┌──
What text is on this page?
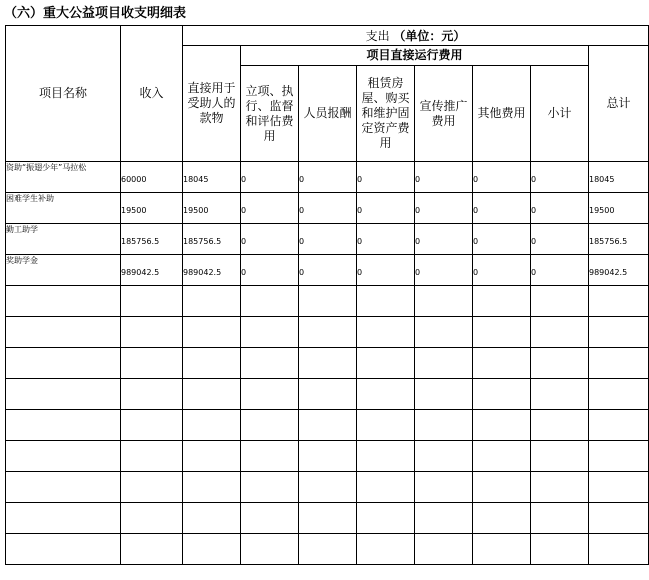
（六）重大公益项目收支明细表
项目名称	收入	支出 （单位：元）							
		直接用于受助人的款物	项目直接运行费用						总计
			立项、执行、监督和评估费用	人员报酬	租赁房屋、购买和维护固定资产费用	宣传推广费用	其他费用	小计	
资助“振翅少年”马拉松	60000	18045	0	0	0	0	0	0	18045
困难学生补助	19500	19500	0	0	0	0	0	0	19500
勤工助学	185756.5	185756.5	0	0	0	0	0	0	185756.5
奖助学金	989042.5	989042.5	0	0	0	0	0	0	989042.5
└──
What the task requires — The records above are to be reproduced exactly; the pictures are to be left out.

Answer —
What text is on this page?
（六）重大公益项目收支明细表
项目名称	收入	支出 （单位：元）							
		直接用于受助人的款物	项目直接运行费用						总计
			立项、执行、监督和评估费用	人员报酬	租赁房屋、购买和维护固定资产费用	宣传推广费用	其他费用	小计	
资助“振翅少年”马拉松	60000	18045	0	0	0	0	0	0	18045
困难学生补助	19500	19500	0	0	0	0	0	0	19500
勤工助学	185756.5	185756.5	0	0	0	0	0	0	185756.5
奖助学金	989042.5	989042.5	0	0	0	0	0	0	989042.5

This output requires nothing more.